**Görev ayrıntıları**. Lütfen Ürdün gezi yazısındaki "Ziyaret etmeden önce" diye başlayan paragrafı, ana bilgilerini koruyarak madde listesi hâlinde yeniden yazın.

**Sayfa alıntısı**.
04.03.2020 - 13:26 | Son Güncellenme:
Kız arkadaşım Elya Melnik ile gittiğim Ürdün benim 68, onun 39. Ülkesiydi. Beğenerek gezdiğimiz Ürdün’ün hakkındaki önemli bilgileri ve güzel yerleri sizler için derledik.
Meşhur Petra kalıntıları ile anılan Ürdün, aslında Petra dışında daha birçok eşsiz turistik bölgeye sahip. Üstelik Türk vatandaşlarının vizesiz gidebildiği bu ülke her bütçeye hitap eden, Osmanlının uzun süre hüküm sürdüğü, kültürü ve mutfağı yakın ülkelerden biri.
Ziyaret etmeden önce internetten alabileceğiniz Jordan Pass adı verilen bilet ile ülkede yer alan yaklaşık 40 farklı müzeye ücretsiz olarak girebilirsiniz. Bu müzelerden birinin de meşhur Petra olduğunu unutmayın. Jordan Pass ile hem daha az para harcayıp, hem de bilet sırası beklemekten kurtulabilirsiniz.
Başkent Amman’ın kuzeyine doğru 1 saatlik bir yolculukla; Jerash, Ajloun ve Umm Qais gibi meşhur tarihi bölgeleri ziyaret edebilirsiniz. Bu bölgede bilhassa Roma ve Bizans dönemlerinden kalma, Jerash yakınındaki antik kenti gezmenizi tavsiye ederiz. Amman’da ise Herkül Tapınağı ve antik Roma tiyatrosu birbirlerine birkaç dakika yürüme mesafesinde şehrin ortasında kalmış ihtişamlı tarihi eserlerden.
Falafeli deneyin
Ürdün yerel lezetleri ile de en az tarihi güzellikleri kadar kalbinize taht kuracak bir yer. Falafel ve humus yemek için Ürdün kralının da zaman zaman uğradığı Hashem restorana gidebilirsiniz. Çay da dahil dopdolu bir yemeği 25 TL’ye yiyebileceğiniz bu salaş restorana arada bir kralın da geldiğini unutmayın. Meşhur arap tatlıları içinse Naffsah Sweets adındaki ufak tatlıcıyı özel uğraşlar sonucu bulduk. Arap baklavaları çok tatmin etmese de, Antep fıstıklı mefruka tatlısını denemenizi tavsiye ederiz. Künefe ise denemeden ülkeden ayrılmamanız gereken bir diğer tatlı. Arap künefesinin en güzel çeşitlerinden ikisini bu tatlıcıda bulabilirsiniz.

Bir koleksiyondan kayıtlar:
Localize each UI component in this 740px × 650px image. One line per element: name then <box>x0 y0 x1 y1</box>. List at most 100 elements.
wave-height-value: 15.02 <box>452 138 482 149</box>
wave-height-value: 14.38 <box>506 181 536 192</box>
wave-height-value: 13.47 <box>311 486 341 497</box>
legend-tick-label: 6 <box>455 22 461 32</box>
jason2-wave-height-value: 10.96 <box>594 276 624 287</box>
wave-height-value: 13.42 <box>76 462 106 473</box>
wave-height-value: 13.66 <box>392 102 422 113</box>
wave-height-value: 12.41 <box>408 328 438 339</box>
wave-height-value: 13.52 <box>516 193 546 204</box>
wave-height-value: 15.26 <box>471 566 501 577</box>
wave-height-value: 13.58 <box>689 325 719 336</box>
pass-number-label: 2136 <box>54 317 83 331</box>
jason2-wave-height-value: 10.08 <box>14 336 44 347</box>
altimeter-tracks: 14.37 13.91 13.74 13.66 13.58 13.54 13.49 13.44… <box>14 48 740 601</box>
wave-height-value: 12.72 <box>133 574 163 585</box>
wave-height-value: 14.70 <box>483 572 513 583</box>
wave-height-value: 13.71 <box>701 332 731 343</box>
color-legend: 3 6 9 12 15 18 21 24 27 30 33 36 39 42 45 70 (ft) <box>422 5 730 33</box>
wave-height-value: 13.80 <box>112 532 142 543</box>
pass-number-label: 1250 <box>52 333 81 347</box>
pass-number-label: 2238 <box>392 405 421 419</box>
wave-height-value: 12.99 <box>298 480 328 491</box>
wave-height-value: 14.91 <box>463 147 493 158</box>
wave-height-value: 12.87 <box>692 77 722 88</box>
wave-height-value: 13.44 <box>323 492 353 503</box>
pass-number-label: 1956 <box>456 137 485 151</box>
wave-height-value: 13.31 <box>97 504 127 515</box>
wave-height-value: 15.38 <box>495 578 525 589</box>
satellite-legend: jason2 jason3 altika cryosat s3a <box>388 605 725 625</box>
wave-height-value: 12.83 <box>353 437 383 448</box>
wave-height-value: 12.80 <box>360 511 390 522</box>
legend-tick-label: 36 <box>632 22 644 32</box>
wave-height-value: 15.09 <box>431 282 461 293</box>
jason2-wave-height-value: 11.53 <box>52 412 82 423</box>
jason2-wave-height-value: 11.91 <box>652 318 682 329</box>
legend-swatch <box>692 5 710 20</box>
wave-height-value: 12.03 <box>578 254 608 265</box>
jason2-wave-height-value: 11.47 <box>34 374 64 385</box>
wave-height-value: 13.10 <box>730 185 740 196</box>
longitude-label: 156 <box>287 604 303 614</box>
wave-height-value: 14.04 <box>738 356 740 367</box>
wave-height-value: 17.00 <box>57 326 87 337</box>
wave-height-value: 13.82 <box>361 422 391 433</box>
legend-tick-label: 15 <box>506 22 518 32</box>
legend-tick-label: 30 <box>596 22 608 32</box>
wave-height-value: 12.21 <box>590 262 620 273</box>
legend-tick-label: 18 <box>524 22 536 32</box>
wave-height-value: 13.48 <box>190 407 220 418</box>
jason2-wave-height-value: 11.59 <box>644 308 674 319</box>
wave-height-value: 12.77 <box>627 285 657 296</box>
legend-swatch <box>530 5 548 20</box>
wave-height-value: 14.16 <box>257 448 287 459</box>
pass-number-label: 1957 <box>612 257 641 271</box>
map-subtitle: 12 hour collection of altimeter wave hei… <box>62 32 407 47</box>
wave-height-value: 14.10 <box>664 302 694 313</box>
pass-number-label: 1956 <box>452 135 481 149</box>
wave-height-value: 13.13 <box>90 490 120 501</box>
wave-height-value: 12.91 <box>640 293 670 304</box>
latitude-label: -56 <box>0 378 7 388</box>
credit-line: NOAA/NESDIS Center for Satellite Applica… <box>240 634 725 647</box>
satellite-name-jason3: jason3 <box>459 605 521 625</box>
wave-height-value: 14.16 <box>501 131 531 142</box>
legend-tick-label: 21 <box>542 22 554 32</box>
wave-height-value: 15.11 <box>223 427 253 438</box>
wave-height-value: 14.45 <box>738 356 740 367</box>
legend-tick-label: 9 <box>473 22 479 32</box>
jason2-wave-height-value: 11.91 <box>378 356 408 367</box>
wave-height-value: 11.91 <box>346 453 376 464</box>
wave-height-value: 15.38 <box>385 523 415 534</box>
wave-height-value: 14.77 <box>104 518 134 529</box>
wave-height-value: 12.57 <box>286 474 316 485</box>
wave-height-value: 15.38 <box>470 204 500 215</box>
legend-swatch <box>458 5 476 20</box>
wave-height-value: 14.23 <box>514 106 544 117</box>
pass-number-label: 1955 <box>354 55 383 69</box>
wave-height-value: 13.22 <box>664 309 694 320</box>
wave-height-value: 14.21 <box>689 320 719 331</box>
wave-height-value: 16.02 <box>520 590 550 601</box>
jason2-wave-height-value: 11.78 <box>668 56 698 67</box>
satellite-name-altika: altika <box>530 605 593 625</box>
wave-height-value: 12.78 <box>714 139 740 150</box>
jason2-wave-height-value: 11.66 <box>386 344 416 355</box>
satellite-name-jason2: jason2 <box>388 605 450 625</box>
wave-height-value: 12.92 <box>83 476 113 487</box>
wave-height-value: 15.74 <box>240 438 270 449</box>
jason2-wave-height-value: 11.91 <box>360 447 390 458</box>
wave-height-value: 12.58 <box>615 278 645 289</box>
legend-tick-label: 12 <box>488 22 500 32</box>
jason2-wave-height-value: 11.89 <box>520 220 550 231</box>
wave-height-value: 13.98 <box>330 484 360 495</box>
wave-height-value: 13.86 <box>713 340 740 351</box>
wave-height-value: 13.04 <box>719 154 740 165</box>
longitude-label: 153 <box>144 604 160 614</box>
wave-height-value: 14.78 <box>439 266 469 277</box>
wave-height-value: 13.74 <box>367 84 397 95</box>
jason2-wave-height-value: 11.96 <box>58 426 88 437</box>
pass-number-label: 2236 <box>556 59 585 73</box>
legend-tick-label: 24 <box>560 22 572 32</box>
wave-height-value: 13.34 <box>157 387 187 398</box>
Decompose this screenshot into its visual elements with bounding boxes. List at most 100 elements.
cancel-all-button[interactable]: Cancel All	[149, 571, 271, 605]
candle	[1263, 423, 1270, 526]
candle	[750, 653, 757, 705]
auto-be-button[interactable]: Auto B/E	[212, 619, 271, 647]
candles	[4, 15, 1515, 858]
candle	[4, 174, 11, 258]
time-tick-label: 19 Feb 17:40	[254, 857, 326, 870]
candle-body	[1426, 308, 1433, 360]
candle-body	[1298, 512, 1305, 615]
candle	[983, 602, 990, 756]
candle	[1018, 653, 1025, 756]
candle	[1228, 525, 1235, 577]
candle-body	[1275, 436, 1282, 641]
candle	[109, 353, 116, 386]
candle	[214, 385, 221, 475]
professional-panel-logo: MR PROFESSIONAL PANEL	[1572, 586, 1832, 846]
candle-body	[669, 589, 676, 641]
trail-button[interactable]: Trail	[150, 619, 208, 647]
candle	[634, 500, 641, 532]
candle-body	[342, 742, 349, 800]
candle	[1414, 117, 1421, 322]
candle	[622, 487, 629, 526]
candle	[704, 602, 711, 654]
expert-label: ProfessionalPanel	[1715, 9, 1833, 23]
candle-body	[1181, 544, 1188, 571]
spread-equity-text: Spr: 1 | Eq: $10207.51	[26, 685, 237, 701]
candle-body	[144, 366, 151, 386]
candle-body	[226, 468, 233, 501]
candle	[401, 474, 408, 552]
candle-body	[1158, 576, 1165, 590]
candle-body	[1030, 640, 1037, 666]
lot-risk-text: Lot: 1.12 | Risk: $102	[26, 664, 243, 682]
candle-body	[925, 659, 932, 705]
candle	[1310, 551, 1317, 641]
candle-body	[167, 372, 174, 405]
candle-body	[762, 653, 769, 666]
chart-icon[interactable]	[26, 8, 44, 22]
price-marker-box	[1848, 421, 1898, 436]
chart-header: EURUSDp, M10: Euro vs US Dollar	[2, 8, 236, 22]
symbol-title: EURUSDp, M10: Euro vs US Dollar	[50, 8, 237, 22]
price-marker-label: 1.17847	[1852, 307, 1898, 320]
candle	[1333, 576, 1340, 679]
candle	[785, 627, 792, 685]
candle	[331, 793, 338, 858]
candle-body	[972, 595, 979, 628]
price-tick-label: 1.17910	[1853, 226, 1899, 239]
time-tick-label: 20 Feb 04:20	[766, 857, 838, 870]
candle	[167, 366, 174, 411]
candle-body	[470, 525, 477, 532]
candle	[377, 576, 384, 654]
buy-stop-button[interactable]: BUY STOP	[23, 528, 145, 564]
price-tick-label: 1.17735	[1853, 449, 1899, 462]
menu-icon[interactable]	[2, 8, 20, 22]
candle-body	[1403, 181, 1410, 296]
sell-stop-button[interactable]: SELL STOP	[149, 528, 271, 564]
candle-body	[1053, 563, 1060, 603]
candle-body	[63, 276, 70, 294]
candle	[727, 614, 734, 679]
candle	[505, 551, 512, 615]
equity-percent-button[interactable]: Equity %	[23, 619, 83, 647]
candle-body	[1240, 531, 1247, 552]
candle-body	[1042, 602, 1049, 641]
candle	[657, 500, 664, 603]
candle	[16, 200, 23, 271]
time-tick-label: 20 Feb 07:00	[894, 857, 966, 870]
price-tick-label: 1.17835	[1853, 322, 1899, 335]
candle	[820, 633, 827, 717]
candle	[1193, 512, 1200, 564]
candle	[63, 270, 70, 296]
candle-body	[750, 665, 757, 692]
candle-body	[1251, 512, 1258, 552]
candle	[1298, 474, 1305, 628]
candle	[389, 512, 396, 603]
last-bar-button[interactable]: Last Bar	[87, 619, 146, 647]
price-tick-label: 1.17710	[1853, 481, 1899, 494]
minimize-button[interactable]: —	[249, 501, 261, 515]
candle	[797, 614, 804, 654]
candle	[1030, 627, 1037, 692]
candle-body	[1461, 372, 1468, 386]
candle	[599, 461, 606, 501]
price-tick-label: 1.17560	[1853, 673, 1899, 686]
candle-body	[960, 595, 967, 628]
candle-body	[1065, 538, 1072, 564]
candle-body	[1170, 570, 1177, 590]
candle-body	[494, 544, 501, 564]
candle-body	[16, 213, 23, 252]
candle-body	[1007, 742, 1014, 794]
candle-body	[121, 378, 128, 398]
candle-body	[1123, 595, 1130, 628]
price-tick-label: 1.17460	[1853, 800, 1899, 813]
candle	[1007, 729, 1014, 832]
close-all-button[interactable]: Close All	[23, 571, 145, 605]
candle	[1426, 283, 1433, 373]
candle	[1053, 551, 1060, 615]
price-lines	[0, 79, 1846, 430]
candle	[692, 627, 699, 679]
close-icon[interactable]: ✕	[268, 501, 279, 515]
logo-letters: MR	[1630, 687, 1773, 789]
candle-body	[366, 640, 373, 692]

**Görevin sonucu**.
- Jordan Pass adlı bilet, ziyaretten önce internetten alınabilir.
- Bu biletle ülkedeki yaklaşık 40 farklı müzeye ücretsiz girilebilir.
- Bu müzelerden biri de meşhur Petra'dır.
- Jordan Pass ile hem daha az para harcanır hem de bilet sırası beklenmez.